### Zadanie do wykonania
Przepisz wiernie wszystkie poniższe pozycje, zachowując każdy wiersz bez żadnych zmian.

Dane adnotacji układu
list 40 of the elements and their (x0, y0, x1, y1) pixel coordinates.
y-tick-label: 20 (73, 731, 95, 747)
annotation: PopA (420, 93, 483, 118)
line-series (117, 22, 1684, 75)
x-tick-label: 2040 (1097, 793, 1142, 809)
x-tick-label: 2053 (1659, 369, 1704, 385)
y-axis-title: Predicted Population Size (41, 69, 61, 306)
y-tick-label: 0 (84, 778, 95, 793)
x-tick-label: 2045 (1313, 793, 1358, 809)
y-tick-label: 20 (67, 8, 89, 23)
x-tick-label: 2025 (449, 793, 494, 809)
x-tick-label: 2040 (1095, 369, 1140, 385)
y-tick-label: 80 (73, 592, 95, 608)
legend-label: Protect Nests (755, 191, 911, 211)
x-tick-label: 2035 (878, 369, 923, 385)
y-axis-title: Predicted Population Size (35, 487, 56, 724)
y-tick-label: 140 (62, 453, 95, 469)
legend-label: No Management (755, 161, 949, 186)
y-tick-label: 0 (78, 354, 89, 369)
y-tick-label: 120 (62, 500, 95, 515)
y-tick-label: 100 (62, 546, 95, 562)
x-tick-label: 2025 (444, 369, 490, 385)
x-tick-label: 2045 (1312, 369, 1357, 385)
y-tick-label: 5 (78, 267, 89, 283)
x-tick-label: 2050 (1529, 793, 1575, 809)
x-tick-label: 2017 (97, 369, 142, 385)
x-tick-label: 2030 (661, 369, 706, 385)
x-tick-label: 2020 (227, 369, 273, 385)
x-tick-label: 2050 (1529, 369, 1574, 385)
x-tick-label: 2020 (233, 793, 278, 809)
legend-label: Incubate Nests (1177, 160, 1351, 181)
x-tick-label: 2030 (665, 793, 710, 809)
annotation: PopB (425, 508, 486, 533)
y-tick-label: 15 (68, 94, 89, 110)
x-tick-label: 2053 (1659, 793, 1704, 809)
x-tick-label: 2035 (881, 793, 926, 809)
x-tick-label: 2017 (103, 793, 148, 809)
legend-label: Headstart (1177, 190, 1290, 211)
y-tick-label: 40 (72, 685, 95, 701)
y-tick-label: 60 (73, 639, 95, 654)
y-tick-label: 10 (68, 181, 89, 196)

### Odpowiedź do ćwiczenia
list 40 of the elements and their (x0, y0, x1, y1) pixel coordinates.
y-tick-label: 20 (73, 731, 95, 747)
annotation: PopA (420, 93, 483, 118)
line-series (117, 22, 1684, 75)
x-tick-label: 2040 (1097, 793, 1142, 809)
x-tick-label: 2053 (1659, 369, 1704, 385)
y-axis-title: Predicted Population Size (41, 69, 61, 306)
y-tick-label: 0 (84, 778, 95, 793)
x-tick-label: 2045 (1313, 793, 1358, 809)
y-tick-label: 20 (67, 8, 89, 23)
x-tick-label: 2025 (449, 793, 494, 809)
x-tick-label: 2040 (1095, 369, 1140, 385)
y-tick-label: 80 (73, 592, 95, 608)
legend-label: Protect Nests (755, 191, 911, 211)
x-tick-label: 2035 (878, 369, 923, 385)
y-axis-title: Predicted Population Size (35, 487, 56, 724)
y-tick-label: 140 (62, 453, 95, 469)
legend-label: No Management (755, 161, 949, 186)
y-tick-label: 0 (78, 354, 89, 369)
y-tick-label: 120 (62, 500, 95, 515)
y-tick-label: 100 (62, 546, 95, 562)
x-tick-label: 2025 (444, 369, 490, 385)
x-tick-label: 2045 (1312, 369, 1357, 385)
y-tick-label: 5 (78, 267, 89, 283)
x-tick-label: 2050 (1529, 793, 1575, 809)
x-tick-label: 2017 (97, 369, 142, 385)
x-tick-label: 2030 (661, 369, 706, 385)
x-tick-label: 2020 (227, 369, 273, 385)
x-tick-label: 2050 (1529, 369, 1574, 385)
x-tick-label: 2020 (233, 793, 278, 809)
legend-label: Incubate Nests (1177, 160, 1351, 181)
x-tick-label: 2030 (665, 793, 710, 809)
annotation: PopB (425, 508, 486, 533)
y-tick-label: 15 (68, 94, 89, 110)
x-tick-label: 2053 (1659, 793, 1704, 809)
x-tick-label: 2035 (881, 793, 926, 809)
x-tick-label: 2017 (103, 793, 148, 809)
legend-label: Headstart (1177, 190, 1290, 211)
y-tick-label: 40 (72, 685, 95, 701)
y-tick-label: 60 (73, 639, 95, 654)
y-tick-label: 10 (68, 181, 89, 196)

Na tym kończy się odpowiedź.